**Given request**. Skip the pictures and extract all of the lines exactly as written.

**Stored records**.
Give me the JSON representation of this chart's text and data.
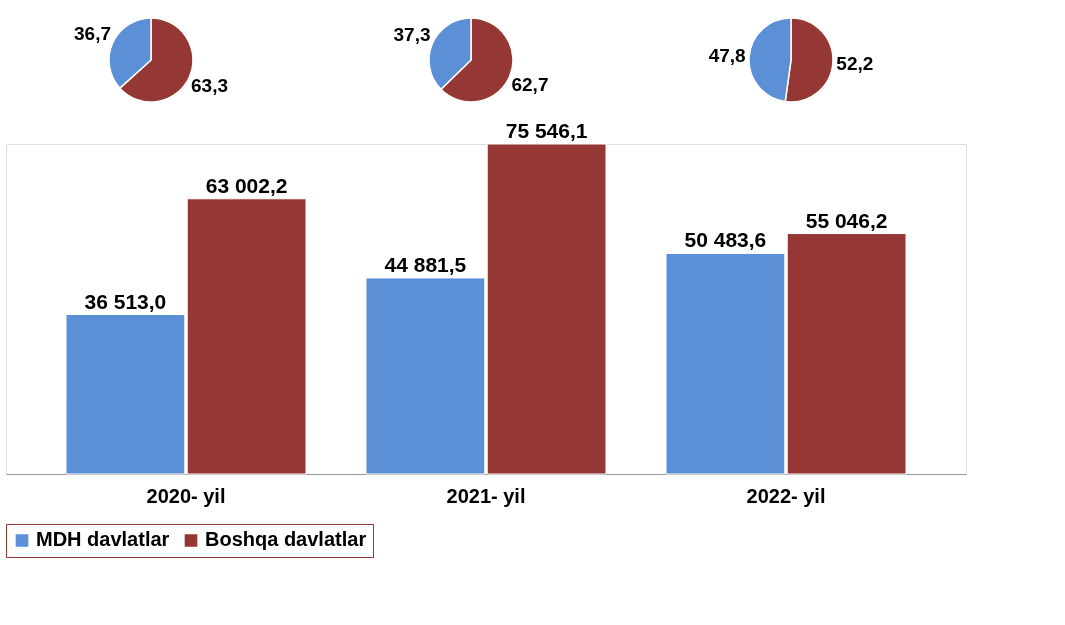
{
  "chart_data": [
    {
      "type": "bar",
      "categories": [
        "2020- yil",
        "2021- yil",
        "2022- yil"
      ],
      "legend": "bottom",
      "series": [
        {
          "name": "MDH davlatlar",
          "color": "#5b8fd6",
          "values": [
            36513.0,
            44881.5,
            50483.6
          ],
          "value_labels": [
            "36 513,0",
            "44 881,5",
            "50 483,6"
          ]
        },
        {
          "name": "Boshqa davlatlar",
          "color": "#953735",
          "values": [
            63002.2,
            75546.1,
            55046.2
          ],
          "value_labels": [
            "63 002,2",
            "75 546,1",
            "55 046,2"
          ]
        }
      ]
    },
    {
      "type": "pie",
      "categories": [
        null,
        null
      ],
      "values": [
        63.3,
        36.7
      ],
      "colors": [
        "#953735",
        "#5b8fd6"
      ],
      "value_labels": [
        "63,3",
        "36,7"
      ]
    },
    {
      "type": "pie",
      "categories": [
        null,
        null
      ],
      "values": [
        62.7,
        37.3
      ],
      "colors": [
        "#953735",
        "#5b8fd6"
      ],
      "value_labels": [
        "62,7",
        "37,3"
      ]
    },
    {
      "type": "pie",
      "categories": [
        null,
        null
      ],
      "values": [
        52.2,
        47.8
      ],
      "colors": [
        "#953735",
        "#5b8fd6"
      ],
      "value_labels": [
        "52,2",
        "47,8"
      ]
    }
  ]
}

**Response**.
Give me the JSON representation of this chart's text and data.
{
  "chart_data": [
    {
      "type": "bar",
      "categories": [
        "2020- yil",
        "2021- yil",
        "2022- yil"
      ],
      "legend": "bottom",
      "series": [
        {
          "name": "MDH davlatlar",
          "color": "#5b8fd6",
          "values": [
            36513.0,
            44881.5,
            50483.6
          ],
          "value_labels": [
            "36 513,0",
            "44 881,5",
            "50 483,6"
          ]
        },
        {
          "name": "Boshqa davlatlar",
          "color": "#953735",
          "values": [
            63002.2,
            75546.1,
            55046.2
          ],
          "value_labels": [
            "63 002,2",
            "75 546,1",
            "55 046,2"
          ]
        }
      ]
    },
    {
      "type": "pie",
      "categories": [
        null,
        null
      ],
      "values": [
        63.3,
        36.7
      ],
      "colors": [
        "#953735",
        "#5b8fd6"
      ],
      "value_labels": [
        "63,3",
        "36,7"
      ]
    },
    {
      "type": "pie",
      "categories": [
        null,
        null
      ],
      "values": [
        62.7,
        37.3
      ],
      "colors": [
        "#953735",
        "#5b8fd6"
      ],
      "value_labels": [
        "62,7",
        "37,3"
      ]
    },
    {
      "type": "pie",
      "categories": [
        null,
        null
      ],
      "values": [
        52.2,
        47.8
      ],
      "colors": [
        "#953735",
        "#5b8fd6"
      ],
      "value_labels": [
        "52,2",
        "47,8"
      ]
    }
  ]
}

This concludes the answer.